Requirements:
Copy out each line exactly as it appears.

(Extracted data entries)
[START]

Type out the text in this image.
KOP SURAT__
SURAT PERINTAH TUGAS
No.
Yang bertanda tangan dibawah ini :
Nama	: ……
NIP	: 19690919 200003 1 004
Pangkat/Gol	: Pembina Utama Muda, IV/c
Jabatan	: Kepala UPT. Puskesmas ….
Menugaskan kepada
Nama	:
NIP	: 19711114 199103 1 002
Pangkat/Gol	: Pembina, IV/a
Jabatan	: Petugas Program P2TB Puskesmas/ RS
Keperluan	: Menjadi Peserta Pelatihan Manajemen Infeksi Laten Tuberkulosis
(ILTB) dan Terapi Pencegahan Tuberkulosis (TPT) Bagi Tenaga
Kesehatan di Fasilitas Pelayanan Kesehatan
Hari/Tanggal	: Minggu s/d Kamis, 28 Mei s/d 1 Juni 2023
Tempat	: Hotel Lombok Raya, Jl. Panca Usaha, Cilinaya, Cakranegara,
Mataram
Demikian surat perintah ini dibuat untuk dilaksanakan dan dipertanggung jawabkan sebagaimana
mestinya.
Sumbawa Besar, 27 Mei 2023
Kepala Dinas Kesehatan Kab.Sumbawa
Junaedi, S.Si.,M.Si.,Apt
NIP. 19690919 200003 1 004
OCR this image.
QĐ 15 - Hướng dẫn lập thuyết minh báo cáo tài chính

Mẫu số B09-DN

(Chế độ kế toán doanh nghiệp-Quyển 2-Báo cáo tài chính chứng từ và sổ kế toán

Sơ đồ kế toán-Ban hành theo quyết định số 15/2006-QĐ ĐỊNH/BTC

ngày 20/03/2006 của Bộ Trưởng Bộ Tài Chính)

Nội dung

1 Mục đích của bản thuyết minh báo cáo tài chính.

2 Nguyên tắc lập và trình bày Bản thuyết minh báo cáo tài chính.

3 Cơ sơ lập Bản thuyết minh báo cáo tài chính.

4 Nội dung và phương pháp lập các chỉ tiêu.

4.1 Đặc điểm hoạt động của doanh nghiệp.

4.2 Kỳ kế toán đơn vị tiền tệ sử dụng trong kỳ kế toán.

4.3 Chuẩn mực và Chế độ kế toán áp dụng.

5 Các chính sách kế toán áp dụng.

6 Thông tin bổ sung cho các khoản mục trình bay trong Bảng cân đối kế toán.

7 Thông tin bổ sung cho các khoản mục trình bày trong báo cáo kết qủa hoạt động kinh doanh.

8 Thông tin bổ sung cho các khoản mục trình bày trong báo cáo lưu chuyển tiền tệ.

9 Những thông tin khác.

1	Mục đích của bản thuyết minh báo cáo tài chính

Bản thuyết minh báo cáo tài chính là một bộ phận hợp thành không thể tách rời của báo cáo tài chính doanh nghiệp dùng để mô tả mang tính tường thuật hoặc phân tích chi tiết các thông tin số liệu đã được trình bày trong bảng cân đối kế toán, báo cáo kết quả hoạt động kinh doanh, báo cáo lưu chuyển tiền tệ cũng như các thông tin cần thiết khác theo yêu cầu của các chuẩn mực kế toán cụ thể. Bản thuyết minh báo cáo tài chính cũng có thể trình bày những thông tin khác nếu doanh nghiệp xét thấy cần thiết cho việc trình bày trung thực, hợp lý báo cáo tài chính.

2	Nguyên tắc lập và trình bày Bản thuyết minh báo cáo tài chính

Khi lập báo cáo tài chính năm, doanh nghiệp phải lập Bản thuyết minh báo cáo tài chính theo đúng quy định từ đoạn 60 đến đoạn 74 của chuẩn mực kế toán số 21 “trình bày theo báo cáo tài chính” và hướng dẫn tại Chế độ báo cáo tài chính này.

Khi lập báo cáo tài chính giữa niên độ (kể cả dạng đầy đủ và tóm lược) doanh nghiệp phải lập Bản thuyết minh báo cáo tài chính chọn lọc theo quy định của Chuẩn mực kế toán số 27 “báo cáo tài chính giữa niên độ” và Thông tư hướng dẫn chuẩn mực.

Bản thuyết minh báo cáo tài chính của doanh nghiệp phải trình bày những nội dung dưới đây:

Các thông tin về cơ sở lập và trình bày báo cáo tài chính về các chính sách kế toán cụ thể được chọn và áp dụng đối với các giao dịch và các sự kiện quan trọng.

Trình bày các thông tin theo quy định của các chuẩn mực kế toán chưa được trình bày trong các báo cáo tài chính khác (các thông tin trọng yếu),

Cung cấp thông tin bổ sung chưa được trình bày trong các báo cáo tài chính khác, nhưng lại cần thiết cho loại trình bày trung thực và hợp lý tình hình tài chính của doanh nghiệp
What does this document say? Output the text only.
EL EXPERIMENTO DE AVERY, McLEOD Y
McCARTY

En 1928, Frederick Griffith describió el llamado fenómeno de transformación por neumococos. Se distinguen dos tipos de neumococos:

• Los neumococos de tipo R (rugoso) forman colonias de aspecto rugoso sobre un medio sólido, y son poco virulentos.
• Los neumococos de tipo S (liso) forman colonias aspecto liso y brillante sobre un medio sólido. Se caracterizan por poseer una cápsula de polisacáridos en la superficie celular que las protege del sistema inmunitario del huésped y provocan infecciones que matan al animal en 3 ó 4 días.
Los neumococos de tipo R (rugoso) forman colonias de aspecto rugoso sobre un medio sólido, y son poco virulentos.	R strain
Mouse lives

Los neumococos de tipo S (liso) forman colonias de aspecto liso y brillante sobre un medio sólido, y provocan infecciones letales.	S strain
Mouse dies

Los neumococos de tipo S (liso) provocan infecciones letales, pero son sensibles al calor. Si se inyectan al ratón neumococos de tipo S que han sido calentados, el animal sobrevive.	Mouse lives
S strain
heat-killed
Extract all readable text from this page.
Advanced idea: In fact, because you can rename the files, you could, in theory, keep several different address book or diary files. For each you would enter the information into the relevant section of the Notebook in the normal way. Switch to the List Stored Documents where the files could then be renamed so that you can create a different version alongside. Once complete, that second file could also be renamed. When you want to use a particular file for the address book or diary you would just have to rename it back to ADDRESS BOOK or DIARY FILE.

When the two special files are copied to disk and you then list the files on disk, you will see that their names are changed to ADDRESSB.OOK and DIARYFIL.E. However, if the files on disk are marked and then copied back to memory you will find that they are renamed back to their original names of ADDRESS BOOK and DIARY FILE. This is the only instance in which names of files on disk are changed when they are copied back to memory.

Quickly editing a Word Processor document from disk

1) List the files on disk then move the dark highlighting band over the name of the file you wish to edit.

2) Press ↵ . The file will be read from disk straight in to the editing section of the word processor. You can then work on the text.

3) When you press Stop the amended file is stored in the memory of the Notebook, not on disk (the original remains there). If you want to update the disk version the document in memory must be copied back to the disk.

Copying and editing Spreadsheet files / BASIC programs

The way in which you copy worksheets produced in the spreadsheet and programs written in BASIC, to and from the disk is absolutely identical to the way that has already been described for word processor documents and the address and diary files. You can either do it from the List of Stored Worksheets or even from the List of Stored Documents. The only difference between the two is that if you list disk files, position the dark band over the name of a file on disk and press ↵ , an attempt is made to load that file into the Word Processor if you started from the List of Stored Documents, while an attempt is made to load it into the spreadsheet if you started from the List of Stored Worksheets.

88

[END]

Exercise output:
Type out the text in this image.
KOP SURAT__
SURAT PERINTAH TUGAS
No.
Yang bertanda tangan dibawah ini :
Nama	: ……
NIP	: 19690919 200003 1 004
Pangkat/Gol	: Pembina Utama Muda, IV/c
Jabatan	: Kepala UPT. Puskesmas ….
Menugaskan kepada
Nama	:
NIP	: 19711114 199103 1 002
Pangkat/Gol	: Pembina, IV/a
Jabatan	: Petugas Program P2TB Puskesmas/ RS
Keperluan	: Menjadi Peserta Pelatihan Manajemen Infeksi Laten Tuberkulosis
(ILTB) dan Terapi Pencegahan Tuberkulosis (TPT) Bagi Tenaga
Kesehatan di Fasilitas Pelayanan Kesehatan
Hari/Tanggal	: Minggu s/d Kamis, 28 Mei s/d 1 Juni 2023
Tempat	: Hotel Lombok Raya, Jl. Panca Usaha, Cilinaya, Cakranegara,
Mataram
Demikian surat perintah ini dibuat untuk dilaksanakan dan dipertanggung jawabkan sebagaimana
mestinya.
Sumbawa Besar, 27 Mei 2023
Kepala Dinas Kesehatan Kab.Sumbawa
Junaedi, S.Si.,M.Si.,Apt
NIP. 19690919 200003 1 004
OCR this image.
QĐ 15 - Hướng dẫn lập thuyết minh báo cáo tài chính

Mẫu số B09-DN

(Chế độ kế toán doanh nghiệp-Quyển 2-Báo cáo tài chính chứng từ và sổ kế toán

Sơ đồ kế toán-Ban hành theo quyết định số 15/2006-QĐ ĐỊNH/BTC

ngày 20/03/2006 của Bộ Trưởng Bộ Tài Chính)

Nội dung

1 Mục đích của bản thuyết minh báo cáo tài chính.

2 Nguyên tắc lập và trình bày Bản thuyết minh báo cáo tài chính.

3 Cơ sơ lập Bản thuyết minh báo cáo tài chính.

4 Nội dung và phương pháp lập các chỉ tiêu.

4.1 Đặc điểm hoạt động của doanh nghiệp.

4.2 Kỳ kế toán đơn vị tiền tệ sử dụng trong kỳ kế toán.

4.3 Chuẩn mực và Chế độ kế toán áp dụng.

5 Các chính sách kế toán áp dụng.

6 Thông tin bổ sung cho các khoản mục trình bay trong Bảng cân đối kế toán.

7 Thông tin bổ sung cho các khoản mục trình bày trong báo cáo kết qủa hoạt động kinh doanh.

8 Thông tin bổ sung cho các khoản mục trình bày trong báo cáo lưu chuyển tiền tệ.

9 Những thông tin khác.

1	Mục đích của bản thuyết minh báo cáo tài chính

Bản thuyết minh báo cáo tài chính là một bộ phận hợp thành không thể tách rời của báo cáo tài chính doanh nghiệp dùng để mô tả mang tính tường thuật hoặc phân tích chi tiết các thông tin số liệu đã được trình bày trong bảng cân đối kế toán, báo cáo kết quả hoạt động kinh doanh, báo cáo lưu chuyển tiền tệ cũng như các thông tin cần thiết khác theo yêu cầu của các chuẩn mực kế toán cụ thể. Bản thuyết minh báo cáo tài chính cũng có thể trình bày những thông tin khác nếu doanh nghiệp xét thấy cần thiết cho việc trình bày trung thực, hợp lý báo cáo tài chính.

2	Nguyên tắc lập và trình bày Bản thuyết minh báo cáo tài chính

Khi lập báo cáo tài chính năm, doanh nghiệp phải lập Bản thuyết minh báo cáo tài chính theo đúng quy định từ đoạn 60 đến đoạn 74 của chuẩn mực kế toán số 21 “trình bày theo báo cáo tài chính” và hướng dẫn tại Chế độ báo cáo tài chính này.

Khi lập báo cáo tài chính giữa niên độ (kể cả dạng đầy đủ và tóm lược) doanh nghiệp phải lập Bản thuyết minh báo cáo tài chính chọn lọc theo quy định của Chuẩn mực kế toán số 27 “báo cáo tài chính giữa niên độ” và Thông tư hướng dẫn chuẩn mực.

Bản thuyết minh báo cáo tài chính của doanh nghiệp phải trình bày những nội dung dưới đây:

Các thông tin về cơ sở lập và trình bày báo cáo tài chính về các chính sách kế toán cụ thể được chọn và áp dụng đối với các giao dịch và các sự kiện quan trọng.

Trình bày các thông tin theo quy định của các chuẩn mực kế toán chưa được trình bày trong các báo cáo tài chính khác (các thông tin trọng yếu),

Cung cấp thông tin bổ sung chưa được trình bày trong các báo cáo tài chính khác, nhưng lại cần thiết cho loại trình bày trung thực và hợp lý tình hình tài chính của doanh nghiệp
What does this document say? Output the text only.
EL EXPERIMENTO DE AVERY, McLEOD Y
McCARTY

En 1928, Frederick Griffith describió el llamado fenómeno de transformación por neumococos. Se distinguen dos tipos de neumococos:

• Los neumococos de tipo R (rugoso) forman colonias de aspecto rugoso sobre un medio sólido, y son poco virulentos.
• Los neumococos de tipo S (liso) forman colonias aspecto liso y brillante sobre un medio sólido. Se caracterizan por poseer una cápsula de polisacáridos en la superficie celular que las protege del sistema inmunitario del huésped y provocan infecciones que matan al animal en 3 ó 4 días.
Los neumococos de tipo R (rugoso) forman colonias de aspecto rugoso sobre un medio sólido, y son poco virulentos.	R strain
Mouse lives

Los neumococos de tipo S (liso) forman colonias de aspecto liso y brillante sobre un medio sólido, y provocan infecciones letales.	S strain
Mouse dies

Los neumococos de tipo S (liso) provocan infecciones letales, pero son sensibles al calor. Si se inyectan al ratón neumococos de tipo S que han sido calentados, el animal sobrevive.	Mouse lives
S strain
heat-killed
Extract all readable text from this page.
Advanced idea: In fact, because you can rename the files, you could, in theory, keep several different address book or diary files. For each you would enter the information into the relevant section of the Notebook in the normal way. Switch to the List Stored Documents where the files could then be renamed so that you can create a different version alongside. Once complete, that second file could also be renamed. When you want to use a particular file for the address book or diary you would just have to rename it back to ADDRESS BOOK or DIARY FILE.

When the two special files are copied to disk and you then list the files on disk, you will see that their names are changed to ADDRESSB.OOK and DIARYFIL.E. However, if the files on disk are marked and then copied back to memory you will find that they are renamed back to their original names of ADDRESS BOOK and DIARY FILE. This is the only instance in which names of files on disk are changed when they are copied back to memory.

Quickly editing a Word Processor document from disk

1) List the files on disk then move the dark highlighting band over the name of the file you wish to edit.

2) Press ↵ . The file will be read from disk straight in to the editing section of the word processor. You can then work on the text.

3) When you press Stop the amended file is stored in the memory of the Notebook, not on disk (the original remains there). If you want to update the disk version the document in memory must be copied back to the disk.

Copying and editing Spreadsheet files / BASIC programs

The way in which you copy worksheets produced in the spreadsheet and programs written in BASIC, to and from the disk is absolutely identical to the way that has already been described for word processor documents and the address and diary files. You can either do it from the List of Stored Worksheets or even from the List of Stored Documents. The only difference between the two is that if you list disk files, position the dark band over the name of a file on disk and press ↵ , an attempt is made to load that file into the Word Processor if you started from the List of Stored Documents, while an attempt is made to load it into the spreadsheet if you started from the List of Stored Worksheets.

88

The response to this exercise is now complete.